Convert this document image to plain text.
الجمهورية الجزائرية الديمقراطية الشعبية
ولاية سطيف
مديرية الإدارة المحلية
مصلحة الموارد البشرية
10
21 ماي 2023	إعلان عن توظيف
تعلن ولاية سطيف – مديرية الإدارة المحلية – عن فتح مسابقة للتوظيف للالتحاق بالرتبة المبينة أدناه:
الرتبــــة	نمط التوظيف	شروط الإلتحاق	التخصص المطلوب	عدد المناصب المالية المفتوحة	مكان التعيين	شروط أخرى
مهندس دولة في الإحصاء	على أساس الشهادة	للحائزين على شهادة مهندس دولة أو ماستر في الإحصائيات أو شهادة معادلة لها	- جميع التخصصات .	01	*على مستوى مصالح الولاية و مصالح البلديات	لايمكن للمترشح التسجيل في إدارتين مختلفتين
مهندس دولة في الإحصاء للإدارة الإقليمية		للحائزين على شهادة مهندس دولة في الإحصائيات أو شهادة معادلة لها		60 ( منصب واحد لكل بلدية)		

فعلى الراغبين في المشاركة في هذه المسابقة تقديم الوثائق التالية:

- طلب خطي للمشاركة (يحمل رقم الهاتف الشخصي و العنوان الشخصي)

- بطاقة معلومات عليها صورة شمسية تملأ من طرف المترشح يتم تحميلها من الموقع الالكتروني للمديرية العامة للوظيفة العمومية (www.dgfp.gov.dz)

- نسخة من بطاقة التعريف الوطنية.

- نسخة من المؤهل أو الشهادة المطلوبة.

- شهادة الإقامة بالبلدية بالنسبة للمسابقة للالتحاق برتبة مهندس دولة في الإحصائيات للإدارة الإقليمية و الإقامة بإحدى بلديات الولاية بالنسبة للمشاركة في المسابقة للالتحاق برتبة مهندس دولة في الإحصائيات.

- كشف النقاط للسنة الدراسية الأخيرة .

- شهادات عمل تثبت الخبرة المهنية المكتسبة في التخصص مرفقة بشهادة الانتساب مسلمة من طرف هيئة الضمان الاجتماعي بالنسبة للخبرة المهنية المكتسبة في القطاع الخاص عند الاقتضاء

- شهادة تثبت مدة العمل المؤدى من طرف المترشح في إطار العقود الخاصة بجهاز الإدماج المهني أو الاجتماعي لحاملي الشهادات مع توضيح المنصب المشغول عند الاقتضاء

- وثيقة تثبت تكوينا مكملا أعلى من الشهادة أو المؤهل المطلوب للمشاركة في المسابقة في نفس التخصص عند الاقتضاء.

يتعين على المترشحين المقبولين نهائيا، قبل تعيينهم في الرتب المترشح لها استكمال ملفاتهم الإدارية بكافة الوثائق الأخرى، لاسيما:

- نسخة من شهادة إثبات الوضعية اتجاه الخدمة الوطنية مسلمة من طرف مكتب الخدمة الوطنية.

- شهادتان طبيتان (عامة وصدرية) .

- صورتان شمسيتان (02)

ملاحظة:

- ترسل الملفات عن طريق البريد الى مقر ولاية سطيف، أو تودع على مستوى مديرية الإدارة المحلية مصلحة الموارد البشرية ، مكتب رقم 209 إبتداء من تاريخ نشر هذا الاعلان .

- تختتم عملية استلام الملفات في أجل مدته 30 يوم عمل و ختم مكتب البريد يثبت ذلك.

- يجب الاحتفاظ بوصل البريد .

GIVEN PROBLEM: Nothing in the listing may be changed; retype it all exactly.

WRITTEN SOLUTION:
Convert this document image to plain text.
الجمهورية الجزائرية الديمقراطية الشعبية
ولاية سطيف
مديرية الإدارة المحلية
مصلحة الموارد البشرية
10
21 ماي 2023	إعلان عن توظيف
تعلن ولاية سطيف – مديرية الإدارة المحلية – عن فتح مسابقة للتوظيف للالتحاق بالرتبة المبينة أدناه:
الرتبــــة	نمط التوظيف	شروط الإلتحاق	التخصص المطلوب	عدد المناصب المالية المفتوحة	مكان التعيين	شروط أخرى
مهندس دولة في الإحصاء	على أساس الشهادة	للحائزين على شهادة مهندس دولة أو ماستر في الإحصائيات أو شهادة معادلة لها	- جميع التخصصات .	01	*على مستوى مصالح الولاية و مصالح البلديات	لايمكن للمترشح التسجيل في إدارتين مختلفتين
مهندس دولة في الإحصاء للإدارة الإقليمية		للحائزين على شهادة مهندس دولة في الإحصائيات أو شهادة معادلة لها		60 ( منصب واحد لكل بلدية)		

فعلى الراغبين في المشاركة في هذه المسابقة تقديم الوثائق التالية:

- طلب خطي للمشاركة (يحمل رقم الهاتف الشخصي و العنوان الشخصي)

- بطاقة معلومات عليها صورة شمسية تملأ من طرف المترشح يتم تحميلها من الموقع الالكتروني للمديرية العامة للوظيفة العمومية (www.dgfp.gov.dz)

- نسخة من بطاقة التعريف الوطنية.

- نسخة من المؤهل أو الشهادة المطلوبة.

- شهادة الإقامة بالبلدية بالنسبة للمسابقة للالتحاق برتبة مهندس دولة في الإحصائيات للإدارة الإقليمية و الإقامة بإحدى بلديات الولاية بالنسبة للمشاركة في المسابقة للالتحاق برتبة مهندس دولة في الإحصائيات.

- كشف النقاط للسنة الدراسية الأخيرة .

- شهادات عمل تثبت الخبرة المهنية المكتسبة في التخصص مرفقة بشهادة الانتساب مسلمة من طرف هيئة الضمان الاجتماعي بالنسبة للخبرة المهنية المكتسبة في القطاع الخاص عند الاقتضاء

- شهادة تثبت مدة العمل المؤدى من طرف المترشح في إطار العقود الخاصة بجهاز الإدماج المهني أو الاجتماعي لحاملي الشهادات مع توضيح المنصب المشغول عند الاقتضاء

- وثيقة تثبت تكوينا مكملا أعلى من الشهادة أو المؤهل المطلوب للمشاركة في المسابقة في نفس التخصص عند الاقتضاء.

يتعين على المترشحين المقبولين نهائيا، قبل تعيينهم في الرتب المترشح لها استكمال ملفاتهم الإدارية بكافة الوثائق الأخرى، لاسيما:

- نسخة من شهادة إثبات الوضعية اتجاه الخدمة الوطنية مسلمة من طرف مكتب الخدمة الوطنية.

- شهادتان طبيتان (عامة وصدرية) .

- صورتان شمسيتان (02)

ملاحظة:

- ترسل الملفات عن طريق البريد الى مقر ولاية سطيف، أو تودع على مستوى مديرية الإدارة المحلية مصلحة الموارد البشرية ، مكتب رقم 209 إبتداء من تاريخ نشر هذا الاعلان .

- تختتم عملية استلام الملفات في أجل مدته 30 يوم عمل و ختم مكتب البريد يثبت ذلك.

- يجب الاحتفاظ بوصل البريد .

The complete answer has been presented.